PROMPT>
Return each line of the records with nothing changed, pictures excepted.

Stored records:
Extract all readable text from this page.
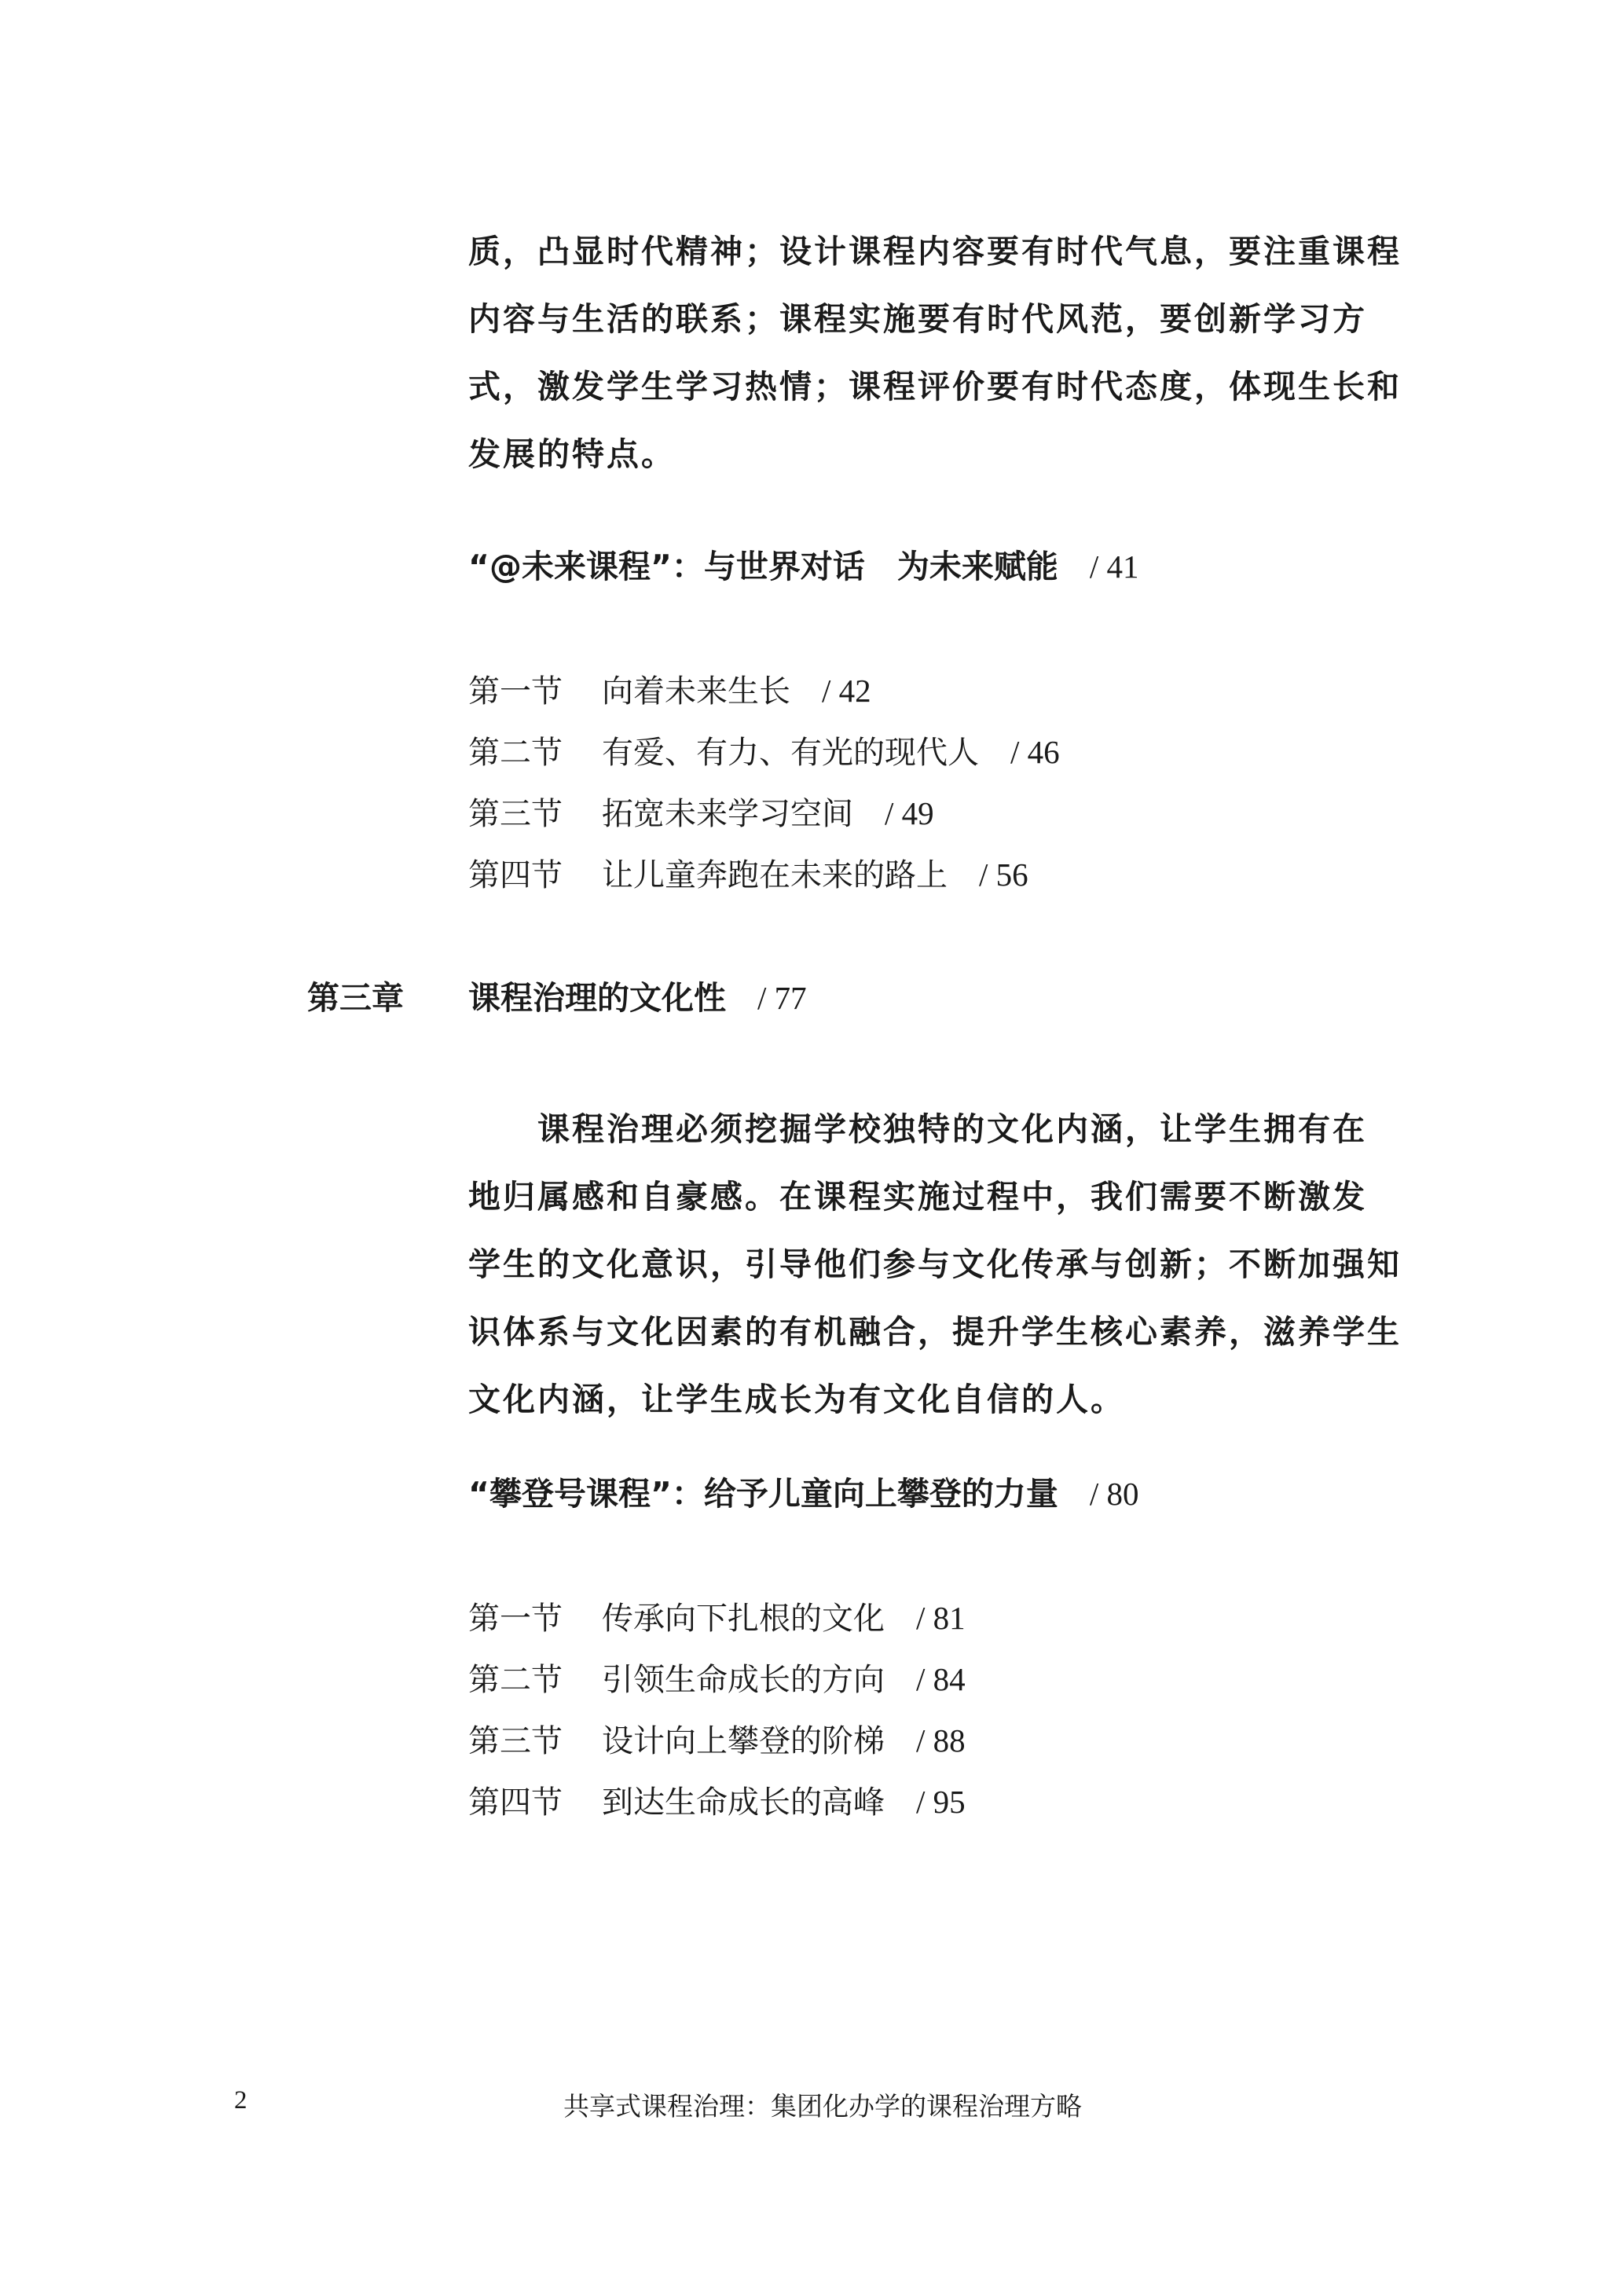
质，凸显时代精神；设计课程内容要有时代气息，要注重课程
内容与生活的联系；课程实施要有时代风范，要创新学习方
式，激发学生学习热情；课程评价要有时代态度，体现生长和
发展的特点。
“@未来课程”：与世界对话　为未来赋能 / 41
第一节 向着未来生长 / 42
第二节 有爱、有力、有光的现代人 / 46
第三节 拓宽未来学习空间 / 49
第四节 让儿童奔跑在未来的路上 / 56
第三章 课程治理的文化性 / 77
课程治理必须挖掘学校独特的文化内涵，让学生拥有在
地归属感和自豪感。在课程实施过程中，我们需要不断激发
学生的文化意识，引导他们参与文化传承与创新；不断加强知
识体系与文化因素的有机融合，提升学生核心素养，滋养学生
文化内涵，让学生成长为有文化自信的人。
“攀登号课程”：给予儿童向上攀登的力量 / 80
第一节 传承向下扎根的文化 / 81
第二节 引领生命成长的方向 / 84
第三节 设计向上攀登的阶梯 / 88
第四节 到达生命成长的高峰 / 95
2	共享式课程治理：集团化办学的课程治理方略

OUTPUT>
Extract all readable text from this page.
质，凸显时代精神；设计课程内容要有时代气息，要注重课程
内容与生活的联系；课程实施要有时代风范，要创新学习方
式，激发学生学习热情；课程评价要有时代态度，体现生长和
发展的特点。
“@未来课程”：与世界对话　为未来赋能 / 41
第一节 向着未来生长 / 42
第二节 有爱、有力、有光的现代人 / 46
第三节 拓宽未来学习空间 / 49
第四节 让儿童奔跑在未来的路上 / 56
第三章 课程治理的文化性 / 77
课程治理必须挖掘学校独特的文化内涵，让学生拥有在
地归属感和自豪感。在课程实施过程中，我们需要不断激发
学生的文化意识，引导他们参与文化传承与创新；不断加强知
识体系与文化因素的有机融合，提升学生核心素养，滋养学生
文化内涵，让学生成长为有文化自信的人。
“攀登号课程”：给予儿童向上攀登的力量 / 80
第一节 传承向下扎根的文化 / 81
第二节 引领生命成长的方向 / 84
第三节 设计向上攀登的阶梯 / 88
第四节 到达生命成长的高峰 / 95
2	共享式课程治理：集团化办学的课程治理方略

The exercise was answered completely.